---------- EXTRACTED ENTRIES ----------
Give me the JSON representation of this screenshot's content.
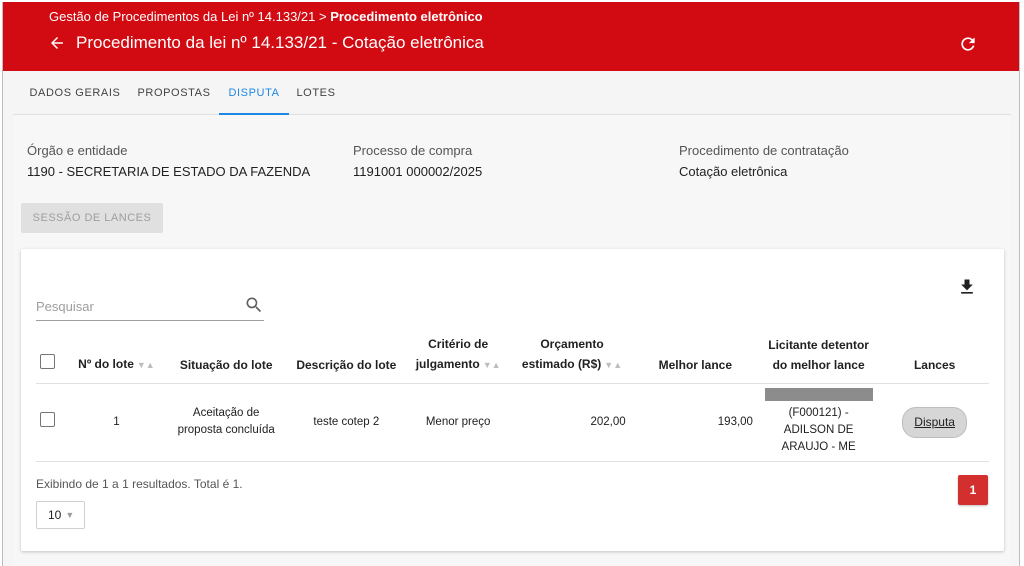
{
  "header": {
    "breadcrumb_parent": "Gestão de Procedimentos da Lei nº 14.133/21",
    "breadcrumb_sep": " > ",
    "breadcrumb_current": "Procedimento eletrônico",
    "title": "Procedimento da lei nº 14.133/21 - Cotação eletrônica",
    "back_icon": "arrow-left-icon",
    "refresh_icon": "refresh-icon",
    "color": "#d20a11"
  },
  "tabs": [
    {
      "label": "DADOS GERAIS",
      "active": false
    },
    {
      "label": "PROPOSTAS",
      "active": false
    },
    {
      "label": "DISPUTA",
      "active": true
    },
    {
      "label": "LOTES",
      "active": false
    }
  ],
  "info": {
    "orgao_label": "Órgão e entidade",
    "orgao_value": "1190 - SECRETARIA DE ESTADO DA FAZENDA",
    "processo_label": "Processo de compra",
    "processo_value": "1191001 000002/2025",
    "procedimento_label": "Procedimento de contratação",
    "procedimento_value": "Cotação eletrônica"
  },
  "session_button": "SESSÃO DE LANCES",
  "search": {
    "placeholder": "Pesquisar"
  },
  "table": {
    "columns": {
      "lote": "Nº do lote",
      "situacao": "Situação do lote",
      "descricao": "Descrição do lote",
      "criterio_1": "Critério de",
      "criterio_2": "julgamento",
      "orcamento_1": "Orçamento",
      "orcamento_2": "estimado (R$)",
      "melhor": "Melhor lance",
      "licitante_1": "Licitante detentor",
      "licitante_2": "do melhor lance",
      "lances": "Lances"
    },
    "rows": [
      {
        "lote": "1",
        "situacao_1": "Aceitação de",
        "situacao_2": "proposta concluída",
        "descricao": "teste cotep 2",
        "criterio": "Menor preço",
        "orcamento": "202,00",
        "melhor": "193,00",
        "licitante_1": "(F000121) -",
        "licitante_2": "ADILSON DE",
        "licitante_3": "ARAUJO - ME",
        "lances": "Disputa"
      }
    ]
  },
  "footer": {
    "summary": "Exibindo de 1 a 1 resultados. Total é 1.",
    "page_size": "10",
    "current_page": "1"
  }
}
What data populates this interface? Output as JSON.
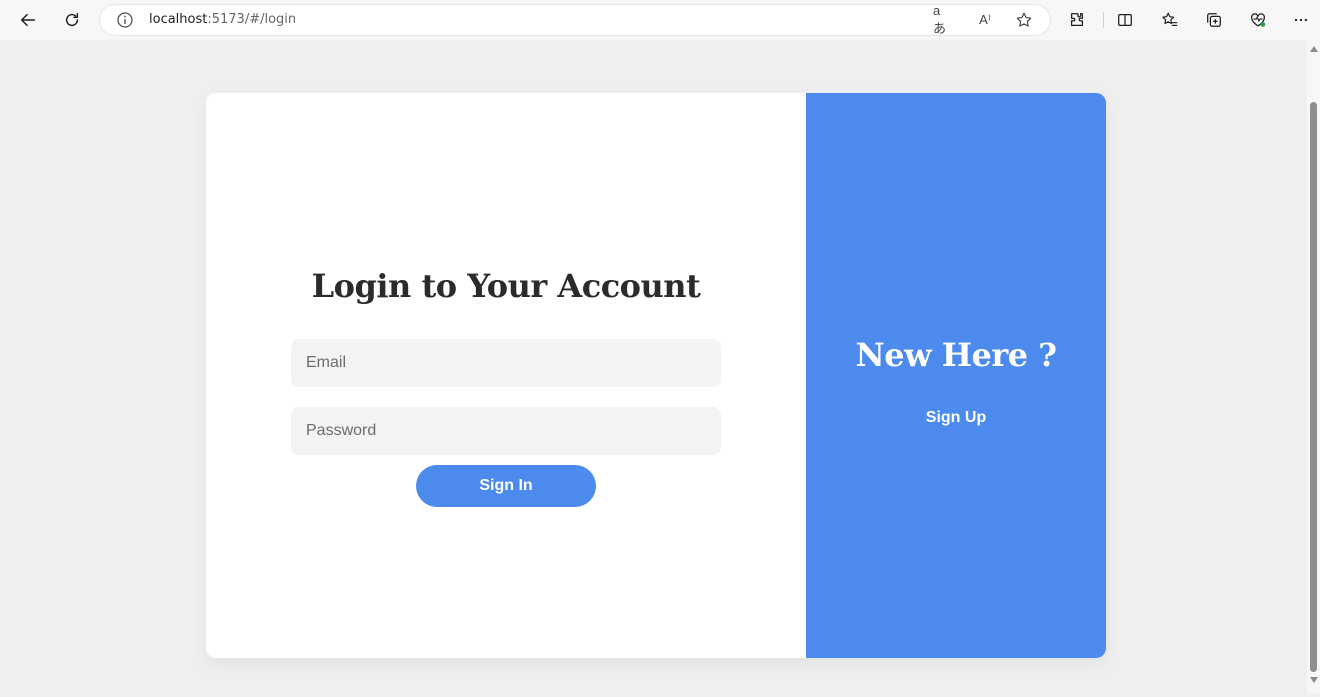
{
  "browser": {
    "url_host": "localhost",
    "url_path": ":5173/#/login",
    "translate_label": "aあ",
    "read_aloud_label": "A⁾"
  },
  "login": {
    "title": "Login to Your Account",
    "email_placeholder": "Email",
    "password_placeholder": "Password",
    "signin_label": "Sign In"
  },
  "signup_panel": {
    "heading": "New Here ?",
    "signup_label": "Sign Up"
  },
  "colors": {
    "accent": "#4c8aee",
    "page_background": "#efefef",
    "field_background": "#f3f3f3",
    "title_text": "#2b2b2b"
  }
}
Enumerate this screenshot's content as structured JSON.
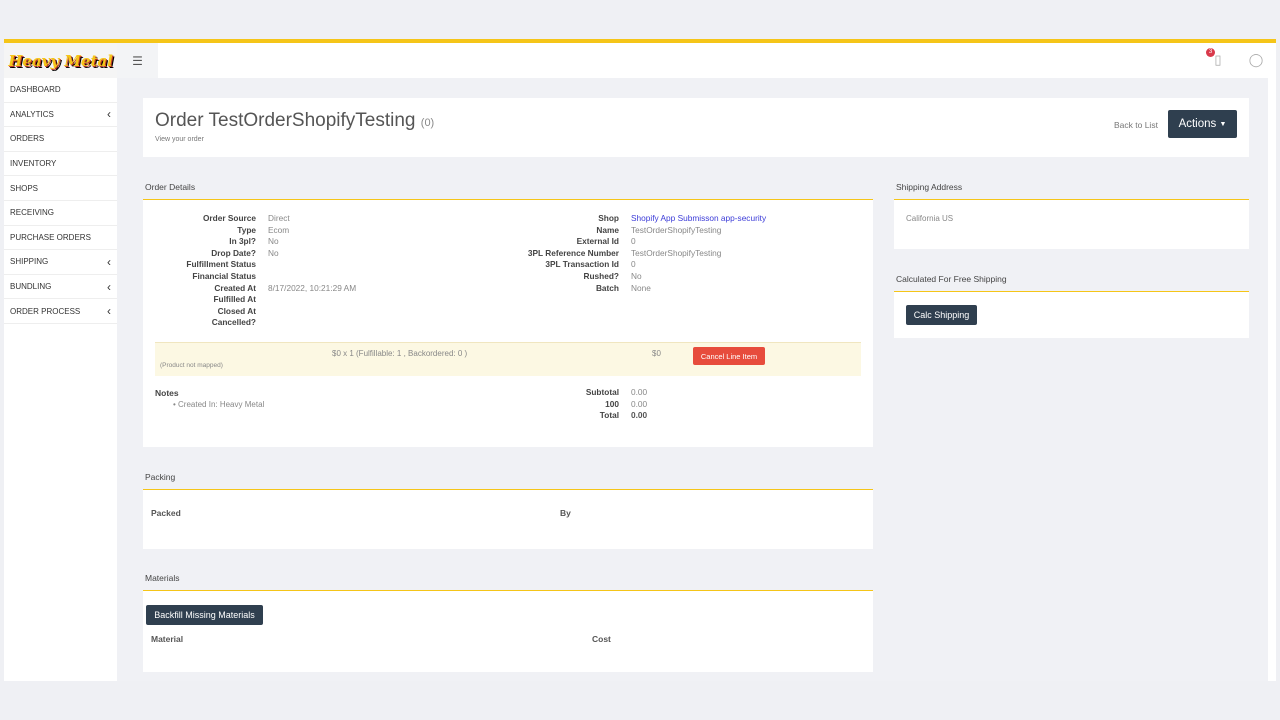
{
  "header": {
    "logo_text": "Heavy Metal",
    "menu_icon": "hamburger-icon",
    "notification_count": "3",
    "notification_icon": "clipboard-icon",
    "user_icon": "user-icon"
  },
  "sidebar": {
    "items": [
      {
        "label": "DASHBOARD",
        "chevron": false
      },
      {
        "label": "ANALYTICS",
        "chevron": true
      },
      {
        "label": "ORDERS",
        "chevron": false
      },
      {
        "label": "INVENTORY",
        "chevron": false
      },
      {
        "label": "SHOPS",
        "chevron": false
      },
      {
        "label": "RECEIVING",
        "chevron": false
      },
      {
        "label": "PURCHASE ORDERS",
        "chevron": false
      },
      {
        "label": "SHIPPING",
        "chevron": true
      },
      {
        "label": "BUNDLING",
        "chevron": true
      },
      {
        "label": "ORDER PROCESS",
        "chevron": true
      }
    ]
  },
  "page": {
    "title": "Order TestOrderShopifyTesting",
    "count": "(0)",
    "subtitle": "View your order",
    "back_label": "Back to List",
    "actions_label": "Actions"
  },
  "order_details": {
    "title": "Order Details",
    "left": [
      {
        "k": "Order Source",
        "v": "Direct"
      },
      {
        "k": "Type",
        "v": "Ecom"
      },
      {
        "k": "In 3pl?",
        "v": "No"
      },
      {
        "k": "Drop Date?",
        "v": "No"
      },
      {
        "k": "Fulfillment Status",
        "v": ""
      },
      {
        "k": "Financial Status",
        "v": ""
      },
      {
        "k": "Created At",
        "v": "8/17/2022, 10:21:29 AM"
      },
      {
        "k": "Fulfilled At",
        "v": ""
      },
      {
        "k": "Closed At",
        "v": ""
      },
      {
        "k": "Cancelled?",
        "v": ""
      }
    ],
    "right": [
      {
        "k": "Shop",
        "v": "Shopify App Submisson app-security"
      },
      {
        "k": "Name",
        "v": "TestOrderShopifyTesting"
      },
      {
        "k": "External Id",
        "v": "0"
      },
      {
        "k": "3PL Reference Number",
        "v": "TestOrderShopifyTesting"
      },
      {
        "k": "3PL Transaction Id",
        "v": "0"
      },
      {
        "k": "Rushed?",
        "v": "No"
      },
      {
        "k": "Batch",
        "v": "None"
      }
    ],
    "line_item": {
      "qty": "$0 x 1 (Fulfillable: 1 , Backordered: 0 )",
      "note": "(Product not mapped)",
      "price": "$0",
      "cancel_label": "Cancel Line Item"
    },
    "notes_title": "Notes",
    "notes": [
      "Created In: Heavy Metal"
    ],
    "totals": [
      {
        "k": "Subtotal",
        "v": "0.00"
      },
      {
        "k": "100",
        "v": "0.00"
      },
      {
        "k": "Total",
        "v": "0.00"
      }
    ]
  },
  "packing": {
    "title": "Packing",
    "col1": "Packed",
    "col2": "By"
  },
  "materials": {
    "title": "Materials",
    "backfill_label": "Backfill Missing Materials",
    "col1": "Material",
    "col2": "Cost"
  },
  "shipping_address": {
    "title": "Shipping Address",
    "value": "California US"
  },
  "free_shipping": {
    "title": "Calculated For Free Shipping",
    "button_label": "Calc Shipping"
  },
  "colors": {
    "accent": "#f5c518",
    "dark_button": "#2f3f4f",
    "danger": "#e74c3c",
    "link": "#3b3bd8"
  }
}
----------
• **WRITTEN TASK**
Excluding the pictures, restate the records above word for word.

• **EXERCISE RESULT**
Give me the JSON representation of this screenshot's content.
{
  "header": {
    "breadcrumb_parent": "Gestão de Procedimentos da Lei nº 14.133/21",
    "breadcrumb_sep": " > ",
    "breadcrumb_current": "Procedimento eletrônico",
    "title": "Procedimento da lei nº 14.133/21 - Cotação eletrônica",
    "back_icon": "arrow-left-icon",
    "refresh_icon": "refresh-icon",
    "color": "#d20a11"
  },
  "tabs": [
    {
      "label": "DADOS GERAIS",
      "active": false
    },
    {
      "label": "PROPOSTAS",
      "active": false
    },
    {
      "label": "DISPUTA",
      "active": true
    },
    {
      "label": "LOTES",
      "active": false
    }
  ],
  "info": {
    "orgao_label": "Órgão e entidade",
    "orgao_value": "1190 - SECRETARIA DE ESTADO DA FAZENDA",
    "processo_label": "Processo de compra",
    "processo_value": "1191001 000002/2025",
    "procedimento_label": "Procedimento de contratação",
    "procedimento_value": "Cotação eletrônica"
  },
  "session_button": "SESSÃO DE LANCES",
  "search": {
    "placeholder": "Pesquisar"
  },
  "table": {
    "columns": {
      "lote": "Nº do lote",
      "situacao": "Situação do lote",
      "descricao": "Descrição do lote",
      "criterio_1": "Critério de",
      "criterio_2": "julgamento",
      "orcamento_1": "Orçamento",
      "orcamento_2": "estimado (R$)",
      "melhor": "Melhor lance",
      "licitante_1": "Licitante detentor",
      "licitante_2": "do melhor lance",
      "lances": "Lances"
    },
    "rows": [
      {
        "lote": "1",
        "situacao_1": "Aceitação de",
        "situacao_2": "proposta concluída",
        "descricao": "teste cotep 2",
        "criterio": "Menor preço",
        "orcamento": "202,00",
        "melhor": "193,00",
        "licitante_1": "(F000121) -",
        "licitante_2": "ADILSON DE",
        "licitante_3": "ARAUJO - ME",
        "lances": "Disputa"
      }
    ]
  },
  "footer": {
    "summary": "Exibindo de 1 a 1 resultados. Total é 1.",
    "page_size": "10",
    "current_page": "1"
  }
}
What data populates this interface? Output as JSON.
{
  "browser": {
    "url_host": "localhost",
    "url_path": ":5173/#/login",
    "translate_label": "aあ",
    "read_aloud_label": "A⁾"
  },
  "login": {
    "title": "Login to Your Account",
    "email_placeholder": "Email",
    "password_placeholder": "Password",
    "signin_label": "Sign In"
  },
  "signup_panel": {
    "heading": "New Here ?",
    "signup_label": "Sign Up"
  },
  "colors": {
    "accent": "#4c8aee",
    "page_background": "#efefef",
    "field_background": "#f3f3f3",
    "title_text": "#2b2b2b"
  }
}
Enumerate this screenshot's content as structured JSON.
{
  "header": {
    "logo_text": "Heavy Metal",
    "menu_icon": "hamburger-icon",
    "notification_count": "3",
    "notification_icon": "clipboard-icon",
    "user_icon": "user-icon"
  },
  "sidebar": {
    "items": [
      {
        "label": "DASHBOARD",
        "chevron": false
      },
      {
        "label": "ANALYTICS",
        "chevron": true
      },
      {
        "label": "ORDERS",
        "chevron": false
      },
      {
        "label": "INVENTORY",
        "chevron": false
      },
      {
        "label": "SHOPS",
        "chevron": false
      },
      {
        "label": "RECEIVING",
        "chevron": false
      },
      {
        "label": "PURCHASE ORDERS",
        "chevron": false
      },
      {
        "label": "SHIPPING",
        "chevron": true
      },
      {
        "label": "BUNDLING",
        "chevron": true
      },
      {
        "label": "ORDER PROCESS",
        "chevron": true
      }
    ]
  },
  "page": {
    "title": "Order TestOrderShopifyTesting",
    "count": "(0)",
    "subtitle": "View your order",
    "back_label": "Back to List",
    "actions_label": "Actions"
  },
  "order_details": {
    "title": "Order Details",
    "left": [
      {
        "k": "Order Source",
        "v": "Direct"
      },
      {
        "k": "Type",
        "v": "Ecom"
      },
      {
        "k": "In 3pl?",
        "v": "No"
      },
      {
        "k": "Drop Date?",
        "v": "No"
      },
      {
        "k": "Fulfillment Status",
        "v": ""
      },
      {
        "k": "Financial Status",
        "v": ""
      },
      {
        "k": "Created At",
        "v": "8/17/2022, 10:21:29 AM"
      },
      {
        "k": "Fulfilled At",
        "v": ""
      },
      {
        "k": "Closed At",
        "v": ""
      },
      {
        "k": "Cancelled?",
        "v": ""
      }
    ],
    "right": [
      {
        "k": "Shop",
        "v": "Shopify App Submisson app-security"
      },
      {
        "k": "Name",
        "v": "TestOrderShopifyTesting"
      },
      {
        "k": "External Id",
        "v": "0"
      },
      {
        "k": "3PL Reference Number",
        "v": "TestOrderShopifyTesting"
      },
      {
        "k": "3PL Transaction Id",
        "v": "0"
      },
      {
        "k": "Rushed?",
        "v": "No"
      },
      {
        "k": "Batch",
        "v": "None"
      }
    ],
    "line_item": {
      "qty": "$0 x 1 (Fulfillable: 1 , Backordered: 0 )",
      "note": "(Product not mapped)",
      "price": "$0",
      "cancel_label": "Cancel Line Item"
    },
    "notes_title": "Notes",
    "notes": [
      "Created In: Heavy Metal"
    ],
    "totals": [
      {
        "k": "Subtotal",
        "v": "0.00"
      },
      {
        "k": "100",
        "v": "0.00"
      },
      {
        "k": "Total",
        "v": "0.00"
      }
    ]
  },
  "packing": {
    "title": "Packing",
    "col1": "Packed",
    "col2": "By"
  },
  "materials": {
    "title": "Materials",
    "backfill_label": "Backfill Missing Materials",
    "col1": "Material",
    "col2": "Cost"
  },
  "shipping_address": {
    "title": "Shipping Address",
    "value": "California US"
  },
  "free_shipping": {
    "title": "Calculated For Free Shipping",
    "button_label": "Calc Shipping"
  },
  "colors": {
    "accent": "#f5c518",
    "dark_button": "#2f3f4f",
    "danger": "#e74c3c",
    "link": "#3b3bd8"
  }
}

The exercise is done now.